(Your objective) Every entry needs to be printed exactly, please.

Data excerpts
- - - - - - -

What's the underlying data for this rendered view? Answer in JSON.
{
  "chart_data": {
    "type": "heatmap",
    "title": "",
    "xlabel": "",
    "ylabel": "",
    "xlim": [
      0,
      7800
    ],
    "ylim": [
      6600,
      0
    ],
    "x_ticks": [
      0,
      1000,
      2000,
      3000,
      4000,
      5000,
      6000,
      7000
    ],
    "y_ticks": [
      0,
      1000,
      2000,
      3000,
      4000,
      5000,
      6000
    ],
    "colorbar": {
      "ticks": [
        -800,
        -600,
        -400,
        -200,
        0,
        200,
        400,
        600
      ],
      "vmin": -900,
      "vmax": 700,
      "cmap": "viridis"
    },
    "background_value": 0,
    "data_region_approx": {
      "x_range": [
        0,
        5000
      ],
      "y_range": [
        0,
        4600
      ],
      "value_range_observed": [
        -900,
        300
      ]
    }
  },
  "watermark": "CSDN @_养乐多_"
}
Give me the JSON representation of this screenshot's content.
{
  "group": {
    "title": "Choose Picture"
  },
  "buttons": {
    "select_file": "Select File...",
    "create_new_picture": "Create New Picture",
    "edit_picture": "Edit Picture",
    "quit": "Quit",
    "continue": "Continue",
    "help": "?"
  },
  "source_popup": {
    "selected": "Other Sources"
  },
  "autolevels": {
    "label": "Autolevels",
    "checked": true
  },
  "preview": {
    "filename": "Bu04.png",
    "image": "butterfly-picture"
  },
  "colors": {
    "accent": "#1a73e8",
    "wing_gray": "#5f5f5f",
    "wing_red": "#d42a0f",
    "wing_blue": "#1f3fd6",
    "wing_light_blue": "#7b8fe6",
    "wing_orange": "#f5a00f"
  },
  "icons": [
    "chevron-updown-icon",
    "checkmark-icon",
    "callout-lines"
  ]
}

- - - - - - -

(Solution to this task)
What's the underlying data for this rendered view? Answer in JSON.
{
  "chart_data": {
    "type": "heatmap",
    "title": "",
    "xlabel": "",
    "ylabel": "",
    "xlim": [
      0,
      7800
    ],
    "ylim": [
      6600,
      0
    ],
    "x_ticks": [
      0,
      1000,
      2000,
      3000,
      4000,
      5000,
      6000,
      7000
    ],
    "y_ticks": [
      0,
      1000,
      2000,
      3000,
      4000,
      5000,
      6000
    ],
    "colorbar": {
      "ticks": [
        -800,
        -600,
        -400,
        -200,
        0,
        200,
        400,
        600
      ],
      "vmin": -900,
      "vmax": 700,
      "cmap": "viridis"
    },
    "background_value": 0,
    "data_region_approx": {
      "x_range": [
        0,
        5000
      ],
      "y_range": [
        0,
        4600
      ],
      "value_range_observed": [
        -900,
        300
      ]
    }
  },
  "watermark": "CSDN @_养乐多_"
}
Give me the JSON representation of this screenshot's content.
{
  "group": {
    "title": "Choose Picture"
  },
  "buttons": {
    "select_file": "Select File...",
    "create_new_picture": "Create New Picture",
    "edit_picture": "Edit Picture",
    "quit": "Quit",
    "continue": "Continue",
    "help": "?"
  },
  "source_popup": {
    "selected": "Other Sources"
  },
  "autolevels": {
    "label": "Autolevels",
    "checked": true
  },
  "preview": {
    "filename": "Bu04.png",
    "image": "butterfly-picture"
  },
  "colors": {
    "accent": "#1a73e8",
    "wing_gray": "#5f5f5f",
    "wing_red": "#d42a0f",
    "wing_blue": "#1f3fd6",
    "wing_light_blue": "#7b8fe6",
    "wing_orange": "#f5a00f"
  },
  "icons": [
    "chevron-updown-icon",
    "checkmark-icon",
    "callout-lines"
  ]
}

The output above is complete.